** START Listed records **

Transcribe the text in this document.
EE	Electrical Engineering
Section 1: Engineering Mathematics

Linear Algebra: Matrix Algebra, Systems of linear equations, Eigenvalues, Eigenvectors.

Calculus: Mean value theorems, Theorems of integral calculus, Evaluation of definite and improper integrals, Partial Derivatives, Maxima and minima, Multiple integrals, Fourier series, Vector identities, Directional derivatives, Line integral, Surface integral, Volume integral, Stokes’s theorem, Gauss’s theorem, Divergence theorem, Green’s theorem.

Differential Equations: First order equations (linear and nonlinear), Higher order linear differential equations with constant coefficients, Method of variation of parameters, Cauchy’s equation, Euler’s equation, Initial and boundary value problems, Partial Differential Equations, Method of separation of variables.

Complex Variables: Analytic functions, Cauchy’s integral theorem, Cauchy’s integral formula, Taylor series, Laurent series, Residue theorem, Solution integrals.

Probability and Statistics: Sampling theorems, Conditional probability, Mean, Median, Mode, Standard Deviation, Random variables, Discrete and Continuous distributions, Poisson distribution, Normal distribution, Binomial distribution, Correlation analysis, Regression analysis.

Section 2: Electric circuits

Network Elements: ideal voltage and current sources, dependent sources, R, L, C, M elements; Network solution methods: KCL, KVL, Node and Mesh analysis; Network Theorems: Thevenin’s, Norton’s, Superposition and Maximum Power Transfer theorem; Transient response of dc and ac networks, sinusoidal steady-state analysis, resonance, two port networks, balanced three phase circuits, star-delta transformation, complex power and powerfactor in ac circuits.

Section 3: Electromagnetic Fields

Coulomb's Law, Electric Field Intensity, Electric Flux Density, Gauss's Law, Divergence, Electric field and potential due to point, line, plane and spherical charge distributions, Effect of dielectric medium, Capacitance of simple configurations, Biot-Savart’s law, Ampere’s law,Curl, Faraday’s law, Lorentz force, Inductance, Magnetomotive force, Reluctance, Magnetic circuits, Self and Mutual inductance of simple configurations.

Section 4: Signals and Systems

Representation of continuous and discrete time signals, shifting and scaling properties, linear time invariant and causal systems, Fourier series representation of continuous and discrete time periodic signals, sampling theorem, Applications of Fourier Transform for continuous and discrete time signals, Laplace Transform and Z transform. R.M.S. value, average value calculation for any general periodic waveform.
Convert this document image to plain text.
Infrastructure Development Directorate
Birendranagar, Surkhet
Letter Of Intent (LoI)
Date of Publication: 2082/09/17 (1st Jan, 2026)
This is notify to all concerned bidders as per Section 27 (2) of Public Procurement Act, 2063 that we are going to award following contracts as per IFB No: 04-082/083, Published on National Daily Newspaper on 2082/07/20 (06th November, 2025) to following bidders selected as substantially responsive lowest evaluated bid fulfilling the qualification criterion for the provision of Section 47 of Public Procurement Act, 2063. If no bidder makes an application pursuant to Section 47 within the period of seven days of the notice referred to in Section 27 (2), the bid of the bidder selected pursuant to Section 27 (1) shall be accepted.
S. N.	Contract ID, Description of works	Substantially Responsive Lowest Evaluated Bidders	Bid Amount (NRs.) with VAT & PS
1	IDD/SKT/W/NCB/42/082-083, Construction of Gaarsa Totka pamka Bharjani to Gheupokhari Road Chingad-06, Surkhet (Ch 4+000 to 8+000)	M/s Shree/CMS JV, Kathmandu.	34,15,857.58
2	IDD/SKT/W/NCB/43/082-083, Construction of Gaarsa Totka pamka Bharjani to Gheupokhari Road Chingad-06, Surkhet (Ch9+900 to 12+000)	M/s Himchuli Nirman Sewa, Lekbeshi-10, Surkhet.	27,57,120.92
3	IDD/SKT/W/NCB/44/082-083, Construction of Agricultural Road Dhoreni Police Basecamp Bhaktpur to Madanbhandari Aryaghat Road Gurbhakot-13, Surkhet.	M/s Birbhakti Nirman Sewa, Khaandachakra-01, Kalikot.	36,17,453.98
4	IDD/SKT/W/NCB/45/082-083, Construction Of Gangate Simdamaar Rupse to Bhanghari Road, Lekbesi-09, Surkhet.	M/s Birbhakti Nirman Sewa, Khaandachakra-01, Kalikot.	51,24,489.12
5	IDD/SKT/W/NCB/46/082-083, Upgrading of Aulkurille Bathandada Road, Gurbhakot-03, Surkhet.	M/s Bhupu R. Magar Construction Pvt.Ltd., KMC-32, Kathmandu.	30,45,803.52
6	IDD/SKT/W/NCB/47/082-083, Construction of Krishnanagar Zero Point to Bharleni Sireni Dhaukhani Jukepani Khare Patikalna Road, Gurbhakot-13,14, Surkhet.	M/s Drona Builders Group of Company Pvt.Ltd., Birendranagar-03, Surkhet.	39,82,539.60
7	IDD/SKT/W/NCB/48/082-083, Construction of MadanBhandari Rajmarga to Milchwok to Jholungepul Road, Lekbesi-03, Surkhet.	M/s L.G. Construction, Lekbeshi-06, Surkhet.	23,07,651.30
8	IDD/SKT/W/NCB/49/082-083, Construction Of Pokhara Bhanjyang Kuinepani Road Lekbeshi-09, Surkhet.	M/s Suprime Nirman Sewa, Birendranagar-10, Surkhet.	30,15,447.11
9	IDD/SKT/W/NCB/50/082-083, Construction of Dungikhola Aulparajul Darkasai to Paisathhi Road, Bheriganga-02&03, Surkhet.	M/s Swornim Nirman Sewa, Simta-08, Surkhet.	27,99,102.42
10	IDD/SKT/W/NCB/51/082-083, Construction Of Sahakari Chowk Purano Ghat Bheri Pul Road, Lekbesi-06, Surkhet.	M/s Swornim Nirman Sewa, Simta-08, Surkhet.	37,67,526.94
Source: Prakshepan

** END Listed records **

* _The exercise_
Within the listing above, copy each line that has the string "pamka".

* _Reply_
1	IDD/SKT/W/NCB/42/082-083, Construction of Gaarsa Totka pamka Bharjani to Gheupokhari Road Chingad-06, Surkhet (Ch 4+000 to 8+000)	M/s Shree/CMS JV, Kathmandu.	34,15,857.58
2	IDD/SKT/W/NCB/43/082-083, Construction of Gaarsa Totka pamka Bharjani to Gheupokhari Road Chingad-06, Surkhet (Ch9+900 to 12+000)	M/s Himchuli Nirman Sewa, Lekbeshi-10, Surkhet.	27,57,120.92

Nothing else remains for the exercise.